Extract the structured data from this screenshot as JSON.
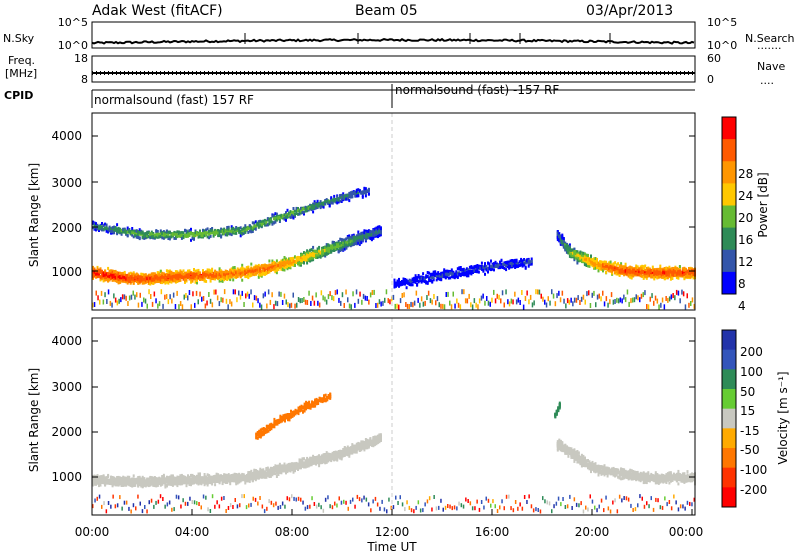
{
  "header": {
    "station": "Adak West (fitACF)",
    "beam": "Beam 05",
    "date": "03/Apr/2013"
  },
  "noise_panel": {
    "left_label": "N.Sky",
    "right_label": "N.Search",
    "right_dots": ".......",
    "left_ticks": [
      "10^5",
      "10^0"
    ],
    "right_ticks": [
      "10^5",
      "10^0"
    ]
  },
  "freq_panel": {
    "left_label_line1": "Freq.",
    "left_label_line2": "[MHz]",
    "right_label": "Nave",
    "right_dots": "....",
    "left_ticks": [
      "18",
      "8"
    ],
    "right_ticks": [
      "60",
      "0"
    ]
  },
  "cpid": {
    "label": "CPID",
    "segments": [
      "normalsound (fast) 157 RF",
      "normalsound (fast) -157 RF"
    ]
  },
  "x_axis": {
    "title": "Time UT",
    "ticks": [
      "00:00",
      "04:00",
      "08:00",
      "12:00",
      "16:00",
      "20:00",
      "00:00"
    ]
  },
  "power_panel": {
    "ylabel": "Slant Range [km]",
    "yticks": [
      "4000",
      "3000",
      "2000",
      "1000"
    ],
    "colorbar_label": "Power [dB]",
    "colorbar_ticks": [
      "28",
      "24",
      "20",
      "16",
      "12",
      "8",
      "4"
    ],
    "colorbar_colors": [
      "#ff0000",
      "#ff5a00",
      "#ff9600",
      "#ffc800",
      "#66bb33",
      "#2e8b57",
      "#3355aa",
      "#0000ff"
    ]
  },
  "velocity_panel": {
    "ylabel": "Slant Range [km]",
    "yticks": [
      "4000",
      "3000",
      "2000",
      "1000"
    ],
    "colorbar_label": "Velocity [m s⁻¹]",
    "colorbar_ticks": [
      "200",
      "100",
      "50",
      "15",
      "-15",
      "-50",
      "-100",
      "-200"
    ],
    "colorbar_colors": [
      "#2233aa",
      "#3355bb",
      "#2e8b57",
      "#66cc33",
      "#c8c8c0",
      "#ffaa00",
      "#ff7700",
      "#ff3300",
      "#ff0000"
    ]
  },
  "chart_data": [
    {
      "type": "heatmap",
      "title": "Power",
      "xlabel": "Time UT",
      "ylabel": "Slant Range [km]",
      "xlim": [
        0,
        24
      ],
      "ylim": [
        180,
        4600
      ],
      "colorbar": {
        "label": "Power [dB]",
        "range": [
          0,
          32
        ]
      },
      "main_scatter_band": {
        "time_h": [
          0,
          1,
          2,
          3,
          4,
          5,
          6,
          7,
          8,
          9,
          10,
          11,
          11.5
        ],
        "range_km_center": [
          1050,
          950,
          900,
          950,
          980,
          1000,
          1050,
          1150,
          1300,
          1500,
          1700,
          1900,
          2000
        ],
        "power_dB_peak": [
          30,
          30,
          28,
          28,
          28,
          26,
          26,
          26,
          22,
          18,
          14,
          10,
          8
        ]
      },
      "main_scatter_band_late": {
        "time_h": [
          18.5,
          19,
          20,
          21,
          22,
          23,
          24
        ],
        "range_km_center": [
          1900,
          1500,
          1250,
          1100,
          1050,
          1050,
          1050
        ],
        "power_dB_peak": [
          8,
          16,
          24,
          28,
          28,
          28,
          28
        ]
      },
      "upper_band": {
        "time_h": [
          0,
          2,
          4,
          6,
          8,
          10,
          11
        ],
        "range_km_center": [
          2100,
          1900,
          1900,
          2000,
          2400,
          2750,
          2900
        ],
        "power_dB_peak": [
          10,
          14,
          16,
          14,
          14,
          10,
          8
        ]
      },
      "noon_sector": {
        "time_h": [
          12,
          14,
          16,
          17.5
        ],
        "range_km_center": [
          800,
          1000,
          1200,
          1300
        ],
        "power_dB_peak": [
          4,
          6,
          6,
          6
        ]
      }
    },
    {
      "type": "heatmap",
      "title": "Velocity",
      "xlabel": "Time UT",
      "ylabel": "Slant Range [km]",
      "xlim": [
        0,
        24
      ],
      "ylim": [
        180,
        4600
      ],
      "colorbar": {
        "label": "Velocity [m s⁻¹]",
        "range": [
          -200,
          200
        ]
      },
      "ground_scatter_band": {
        "time_h": [
          0,
          2,
          4,
          6,
          8,
          10,
          11.5
        ],
        "range_km_center": [
          1000,
          950,
          1000,
          1050,
          1300,
          1600,
          1950
        ],
        "velocity": [
          0,
          0,
          0,
          0,
          0,
          0,
          0
        ]
      },
      "ground_scatter_band_late": {
        "time_h": [
          18.5,
          20,
          22,
          24
        ],
        "range_km_center": [
          1800,
          1250,
          1050,
          1050
        ],
        "velocity": [
          0,
          0,
          0,
          0
        ]
      },
      "negative_velocity_echo": {
        "time_h": [
          6.5,
          7.5,
          8.5,
          9.5
        ],
        "range_km_center": [
          2000,
          2350,
          2650,
          2900
        ],
        "velocity": [
          -60,
          -70,
          -60,
          -50
        ]
      },
      "positive_velocity_echo": {
        "time_h": [
          18.4,
          18.6
        ],
        "range_km_center": [
          2450,
          2700
        ],
        "velocity": [
          60,
          60
        ]
      }
    }
  ]
}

----

Transcribe every record above exactly as written, leaving out any pictures.

**REPLY**
Extract the structured data from this screenshot as JSON.
{
  "header": {
    "station": "Adak West (fitACF)",
    "beam": "Beam 05",
    "date": "03/Apr/2013"
  },
  "noise_panel": {
    "left_label": "N.Sky",
    "right_label": "N.Search",
    "right_dots": ".......",
    "left_ticks": [
      "10^5",
      "10^0"
    ],
    "right_ticks": [
      "10^5",
      "10^0"
    ]
  },
  "freq_panel": {
    "left_label_line1": "Freq.",
    "left_label_line2": "[MHz]",
    "right_label": "Nave",
    "right_dots": "....",
    "left_ticks": [
      "18",
      "8"
    ],
    "right_ticks": [
      "60",
      "0"
    ]
  },
  "cpid": {
    "label": "CPID",
    "segments": [
      "normalsound (fast) 157 RF",
      "normalsound (fast) -157 RF"
    ]
  },
  "x_axis": {
    "title": "Time UT",
    "ticks": [
      "00:00",
      "04:00",
      "08:00",
      "12:00",
      "16:00",
      "20:00",
      "00:00"
    ]
  },
  "power_panel": {
    "ylabel": "Slant Range [km]",
    "yticks": [
      "4000",
      "3000",
      "2000",
      "1000"
    ],
    "colorbar_label": "Power [dB]",
    "colorbar_ticks": [
      "28",
      "24",
      "20",
      "16",
      "12",
      "8",
      "4"
    ],
    "colorbar_colors": [
      "#ff0000",
      "#ff5a00",
      "#ff9600",
      "#ffc800",
      "#66bb33",
      "#2e8b57",
      "#3355aa",
      "#0000ff"
    ]
  },
  "velocity_panel": {
    "ylabel": "Slant Range [km]",
    "yticks": [
      "4000",
      "3000",
      "2000",
      "1000"
    ],
    "colorbar_label": "Velocity [m s⁻¹]",
    "colorbar_ticks": [
      "200",
      "100",
      "50",
      "15",
      "-15",
      "-50",
      "-100",
      "-200"
    ],
    "colorbar_colors": [
      "#2233aa",
      "#3355bb",
      "#2e8b57",
      "#66cc33",
      "#c8c8c0",
      "#ffaa00",
      "#ff7700",
      "#ff3300",
      "#ff0000"
    ]
  },
  "chart_data": [
    {
      "type": "heatmap",
      "title": "Power",
      "xlabel": "Time UT",
      "ylabel": "Slant Range [km]",
      "xlim": [
        0,
        24
      ],
      "ylim": [
        180,
        4600
      ],
      "colorbar": {
        "label": "Power [dB]",
        "range": [
          0,
          32
        ]
      },
      "main_scatter_band": {
        "time_h": [
          0,
          1,
          2,
          3,
          4,
          5,
          6,
          7,
          8,
          9,
          10,
          11,
          11.5
        ],
        "range_km_center": [
          1050,
          950,
          900,
          950,
          980,
          1000,
          1050,
          1150,
          1300,
          1500,
          1700,
          1900,
          2000
        ],
        "power_dB_peak": [
          30,
          30,
          28,
          28,
          28,
          26,
          26,
          26,
          22,
          18,
          14,
          10,
          8
        ]
      },
      "main_scatter_band_late": {
        "time_h": [
          18.5,
          19,
          20,
          21,
          22,
          23,
          24
        ],
        "range_km_center": [
          1900,
          1500,
          1250,
          1100,
          1050,
          1050,
          1050
        ],
        "power_dB_peak": [
          8,
          16,
          24,
          28,
          28,
          28,
          28
        ]
      },
      "upper_band": {
        "time_h": [
          0,
          2,
          4,
          6,
          8,
          10,
          11
        ],
        "range_km_center": [
          2100,
          1900,
          1900,
          2000,
          2400,
          2750,
          2900
        ],
        "power_dB_peak": [
          10,
          14,
          16,
          14,
          14,
          10,
          8
        ]
      },
      "noon_sector": {
        "time_h": [
          12,
          14,
          16,
          17.5
        ],
        "range_km_center": [
          800,
          1000,
          1200,
          1300
        ],
        "power_dB_peak": [
          4,
          6,
          6,
          6
        ]
      }
    },
    {
      "type": "heatmap",
      "title": "Velocity",
      "xlabel": "Time UT",
      "ylabel": "Slant Range [km]",
      "xlim": [
        0,
        24
      ],
      "ylim": [
        180,
        4600
      ],
      "colorbar": {
        "label": "Velocity [m s⁻¹]",
        "range": [
          -200,
          200
        ]
      },
      "ground_scatter_band": {
        "time_h": [
          0,
          2,
          4,
          6,
          8,
          10,
          11.5
        ],
        "range_km_center": [
          1000,
          950,
          1000,
          1050,
          1300,
          1600,
          1950
        ],
        "velocity": [
          0,
          0,
          0,
          0,
          0,
          0,
          0
        ]
      },
      "ground_scatter_band_late": {
        "time_h": [
          18.5,
          20,
          22,
          24
        ],
        "range_km_center": [
          1800,
          1250,
          1050,
          1050
        ],
        "velocity": [
          0,
          0,
          0,
          0
        ]
      },
      "negative_velocity_echo": {
        "time_h": [
          6.5,
          7.5,
          8.5,
          9.5
        ],
        "range_km_center": [
          2000,
          2350,
          2650,
          2900
        ],
        "velocity": [
          -60,
          -70,
          -60,
          -50
        ]
      },
      "positive_velocity_echo": {
        "time_h": [
          18.4,
          18.6
        ],
        "range_km_center": [
          2450,
          2700
        ],
        "velocity": [
          60,
          60
        ]
      }
    }
  ]
}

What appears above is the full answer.